Recorded data:
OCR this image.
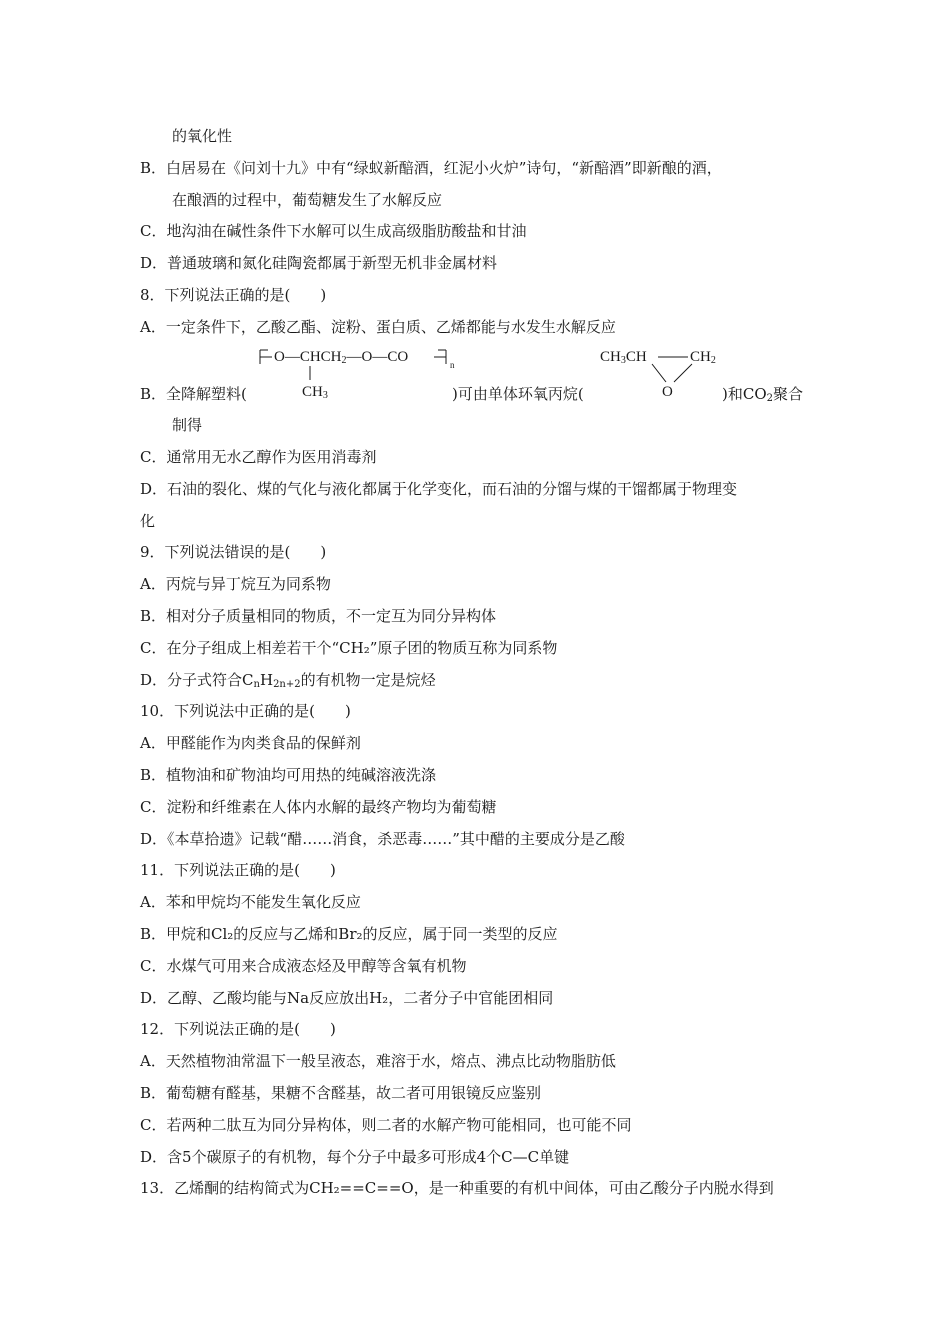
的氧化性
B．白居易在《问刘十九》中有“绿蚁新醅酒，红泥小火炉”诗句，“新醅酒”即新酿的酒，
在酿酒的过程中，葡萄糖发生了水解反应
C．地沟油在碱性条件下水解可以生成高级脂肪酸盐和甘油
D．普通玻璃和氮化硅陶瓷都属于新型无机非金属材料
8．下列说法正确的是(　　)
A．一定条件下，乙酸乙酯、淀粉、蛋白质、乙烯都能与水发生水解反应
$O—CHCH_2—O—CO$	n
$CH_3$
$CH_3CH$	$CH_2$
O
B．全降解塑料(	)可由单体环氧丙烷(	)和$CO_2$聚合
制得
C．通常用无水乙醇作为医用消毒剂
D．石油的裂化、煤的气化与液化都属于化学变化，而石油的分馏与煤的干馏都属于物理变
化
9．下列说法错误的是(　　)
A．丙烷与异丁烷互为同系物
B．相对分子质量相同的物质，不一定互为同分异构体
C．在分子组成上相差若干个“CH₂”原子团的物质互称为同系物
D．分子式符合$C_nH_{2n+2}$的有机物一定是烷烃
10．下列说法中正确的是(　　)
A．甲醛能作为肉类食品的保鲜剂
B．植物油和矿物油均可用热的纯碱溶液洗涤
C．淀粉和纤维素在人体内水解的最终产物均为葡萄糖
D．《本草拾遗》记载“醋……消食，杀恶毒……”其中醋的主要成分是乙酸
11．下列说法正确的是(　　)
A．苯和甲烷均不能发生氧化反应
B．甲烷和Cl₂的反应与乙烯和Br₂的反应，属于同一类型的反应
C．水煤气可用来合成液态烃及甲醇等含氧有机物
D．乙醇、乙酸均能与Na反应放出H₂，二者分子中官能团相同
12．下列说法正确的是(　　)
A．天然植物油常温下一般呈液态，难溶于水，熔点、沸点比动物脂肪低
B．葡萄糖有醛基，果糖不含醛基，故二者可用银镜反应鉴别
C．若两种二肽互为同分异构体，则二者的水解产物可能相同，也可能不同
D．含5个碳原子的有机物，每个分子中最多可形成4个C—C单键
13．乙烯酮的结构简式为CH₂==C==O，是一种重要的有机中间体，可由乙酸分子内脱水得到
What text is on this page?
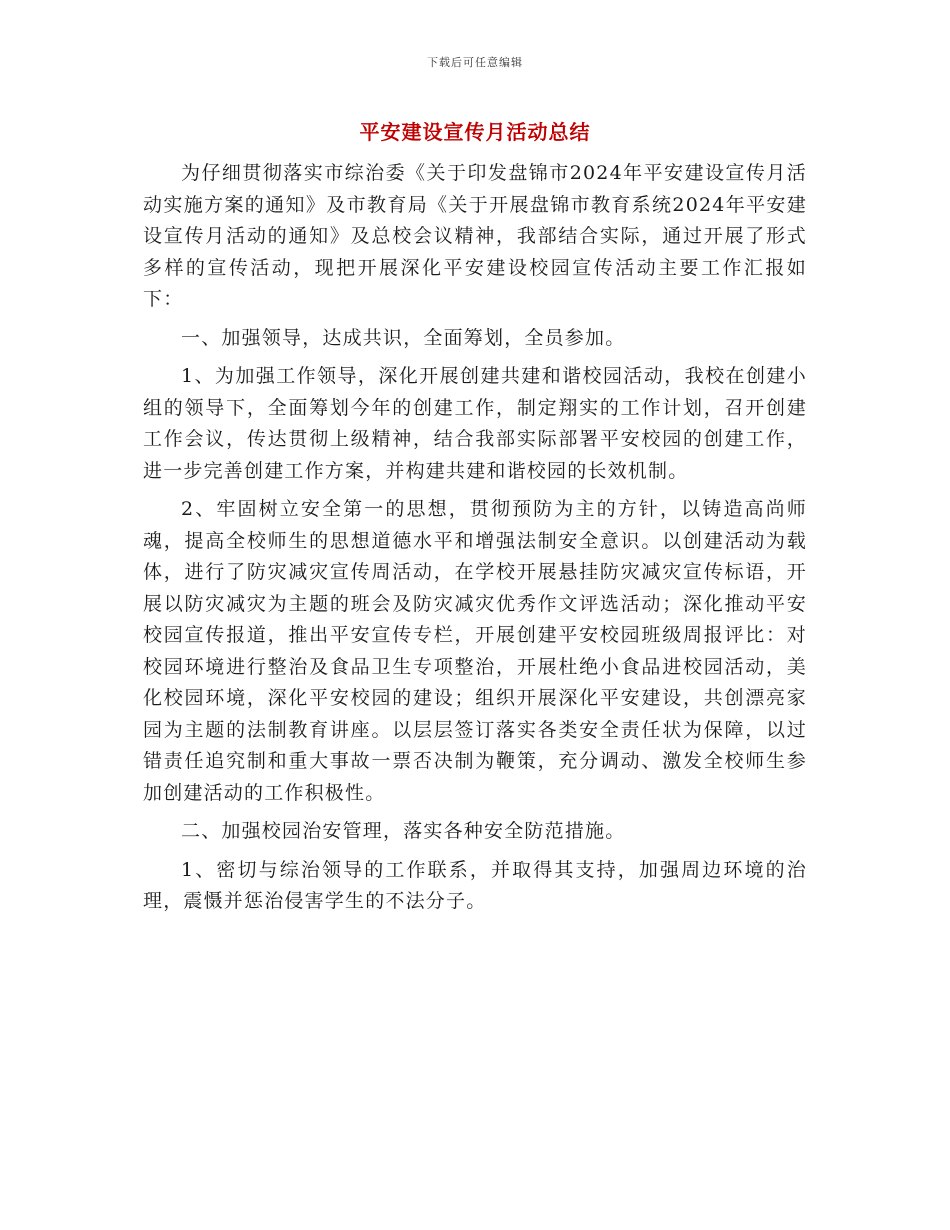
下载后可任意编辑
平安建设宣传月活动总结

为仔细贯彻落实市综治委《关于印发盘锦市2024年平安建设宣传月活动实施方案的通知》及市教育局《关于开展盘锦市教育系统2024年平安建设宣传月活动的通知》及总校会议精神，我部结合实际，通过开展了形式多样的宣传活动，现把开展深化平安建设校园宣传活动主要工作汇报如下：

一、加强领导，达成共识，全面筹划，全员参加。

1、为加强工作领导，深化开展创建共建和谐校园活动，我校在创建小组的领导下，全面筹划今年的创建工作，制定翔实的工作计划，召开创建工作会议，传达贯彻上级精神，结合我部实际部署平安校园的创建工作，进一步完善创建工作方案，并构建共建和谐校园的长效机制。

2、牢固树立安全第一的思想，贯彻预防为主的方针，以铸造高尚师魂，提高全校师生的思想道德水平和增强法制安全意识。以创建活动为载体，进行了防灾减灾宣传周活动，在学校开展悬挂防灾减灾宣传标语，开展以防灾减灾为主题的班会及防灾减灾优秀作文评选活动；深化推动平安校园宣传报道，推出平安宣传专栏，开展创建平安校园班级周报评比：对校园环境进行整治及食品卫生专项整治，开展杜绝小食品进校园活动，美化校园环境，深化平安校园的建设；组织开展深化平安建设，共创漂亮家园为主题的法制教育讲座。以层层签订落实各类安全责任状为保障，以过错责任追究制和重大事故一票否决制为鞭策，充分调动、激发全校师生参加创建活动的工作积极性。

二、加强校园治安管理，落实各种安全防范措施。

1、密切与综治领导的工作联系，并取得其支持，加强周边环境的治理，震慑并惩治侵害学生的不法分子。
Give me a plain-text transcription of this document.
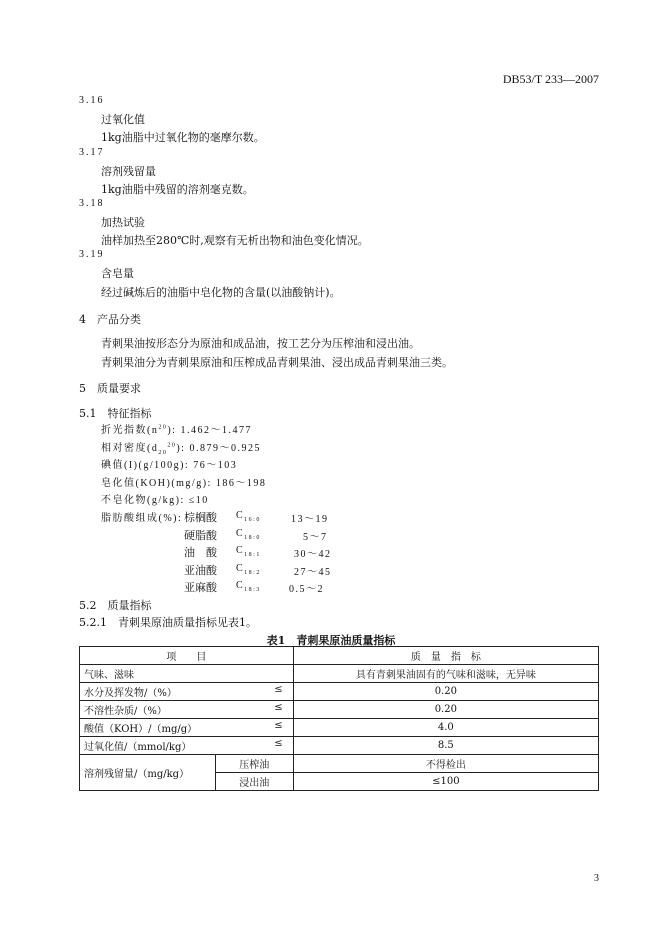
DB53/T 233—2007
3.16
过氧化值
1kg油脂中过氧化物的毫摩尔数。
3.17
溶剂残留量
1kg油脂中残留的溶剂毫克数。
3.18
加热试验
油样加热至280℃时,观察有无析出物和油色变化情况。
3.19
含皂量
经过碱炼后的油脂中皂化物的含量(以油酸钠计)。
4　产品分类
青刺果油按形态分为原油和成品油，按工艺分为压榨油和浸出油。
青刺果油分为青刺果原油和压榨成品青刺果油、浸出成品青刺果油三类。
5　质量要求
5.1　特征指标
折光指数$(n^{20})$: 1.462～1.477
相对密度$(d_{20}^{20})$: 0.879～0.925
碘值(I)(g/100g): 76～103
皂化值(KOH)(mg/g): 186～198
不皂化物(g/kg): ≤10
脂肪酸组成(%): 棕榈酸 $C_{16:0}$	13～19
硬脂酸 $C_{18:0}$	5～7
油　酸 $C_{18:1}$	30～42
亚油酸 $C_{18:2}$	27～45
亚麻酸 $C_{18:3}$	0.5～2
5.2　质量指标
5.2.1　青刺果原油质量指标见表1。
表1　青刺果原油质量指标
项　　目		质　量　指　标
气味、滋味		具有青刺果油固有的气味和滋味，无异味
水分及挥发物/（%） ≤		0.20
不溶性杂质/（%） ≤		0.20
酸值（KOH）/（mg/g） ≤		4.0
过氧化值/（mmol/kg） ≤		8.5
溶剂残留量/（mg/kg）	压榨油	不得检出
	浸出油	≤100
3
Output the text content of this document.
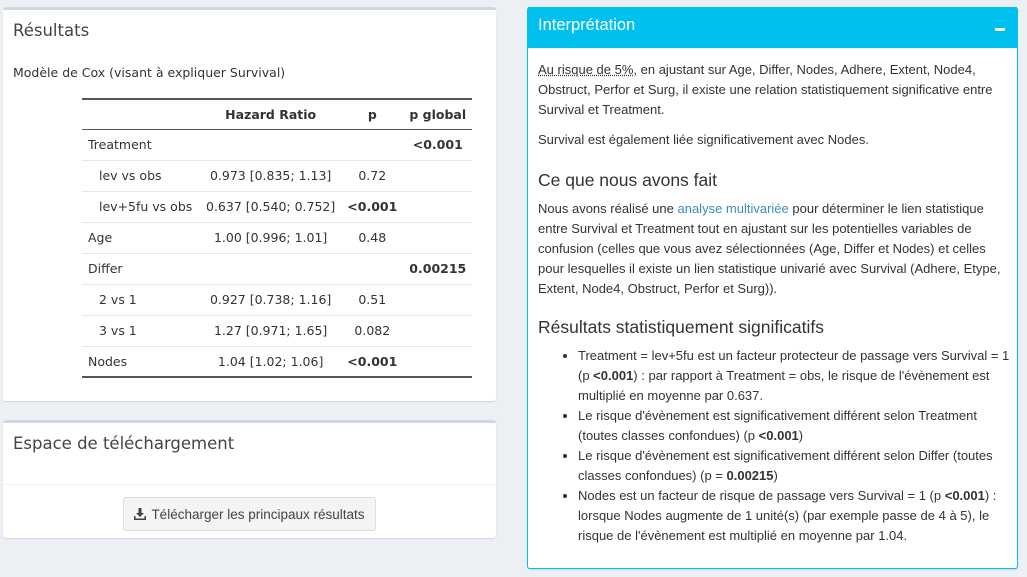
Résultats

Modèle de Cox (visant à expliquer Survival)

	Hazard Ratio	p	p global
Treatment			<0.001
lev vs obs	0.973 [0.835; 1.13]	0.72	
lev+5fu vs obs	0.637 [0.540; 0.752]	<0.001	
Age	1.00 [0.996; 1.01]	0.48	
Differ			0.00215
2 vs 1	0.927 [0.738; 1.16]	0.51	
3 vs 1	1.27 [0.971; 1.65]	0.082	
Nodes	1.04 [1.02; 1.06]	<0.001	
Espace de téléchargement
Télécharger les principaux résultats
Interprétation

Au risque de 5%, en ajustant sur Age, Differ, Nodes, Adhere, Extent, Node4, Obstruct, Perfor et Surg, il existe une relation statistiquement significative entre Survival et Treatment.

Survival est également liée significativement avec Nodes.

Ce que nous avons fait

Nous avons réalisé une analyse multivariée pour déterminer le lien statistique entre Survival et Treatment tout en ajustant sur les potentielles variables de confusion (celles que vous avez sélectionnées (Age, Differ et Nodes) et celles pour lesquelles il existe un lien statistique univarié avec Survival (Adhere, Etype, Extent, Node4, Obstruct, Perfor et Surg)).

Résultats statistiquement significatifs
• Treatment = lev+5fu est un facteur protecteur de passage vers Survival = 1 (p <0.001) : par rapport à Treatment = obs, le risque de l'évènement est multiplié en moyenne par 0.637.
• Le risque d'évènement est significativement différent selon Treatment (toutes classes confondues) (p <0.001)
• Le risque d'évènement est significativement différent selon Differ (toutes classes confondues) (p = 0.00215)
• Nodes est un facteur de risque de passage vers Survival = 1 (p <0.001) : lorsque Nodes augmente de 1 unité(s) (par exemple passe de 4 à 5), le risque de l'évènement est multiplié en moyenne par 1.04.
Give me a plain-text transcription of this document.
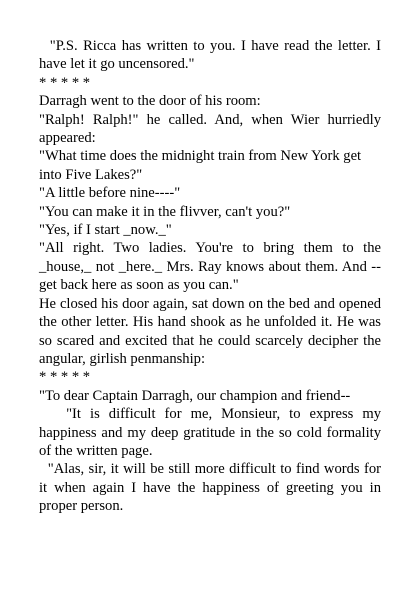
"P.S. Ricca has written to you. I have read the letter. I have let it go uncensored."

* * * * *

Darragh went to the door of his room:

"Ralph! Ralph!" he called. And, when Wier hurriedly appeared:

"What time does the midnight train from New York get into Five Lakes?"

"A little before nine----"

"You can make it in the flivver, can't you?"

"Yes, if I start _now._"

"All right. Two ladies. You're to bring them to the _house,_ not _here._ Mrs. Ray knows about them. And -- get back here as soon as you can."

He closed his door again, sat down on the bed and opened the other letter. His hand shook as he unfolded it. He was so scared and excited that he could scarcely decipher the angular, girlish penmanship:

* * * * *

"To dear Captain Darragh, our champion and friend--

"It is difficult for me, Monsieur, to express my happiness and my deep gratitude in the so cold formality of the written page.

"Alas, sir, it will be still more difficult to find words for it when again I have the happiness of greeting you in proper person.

• [Problem description]: Collect from the data above every line that includes "selon".

• [Exercise answer]:
• Le risque d'évènement est significativement différent selon Treatment (toutes classes confondues) (p <0.001)
• Le risque d'évènement est significativement différent selon Differ (toutes classes confondues) (p = 0.00215)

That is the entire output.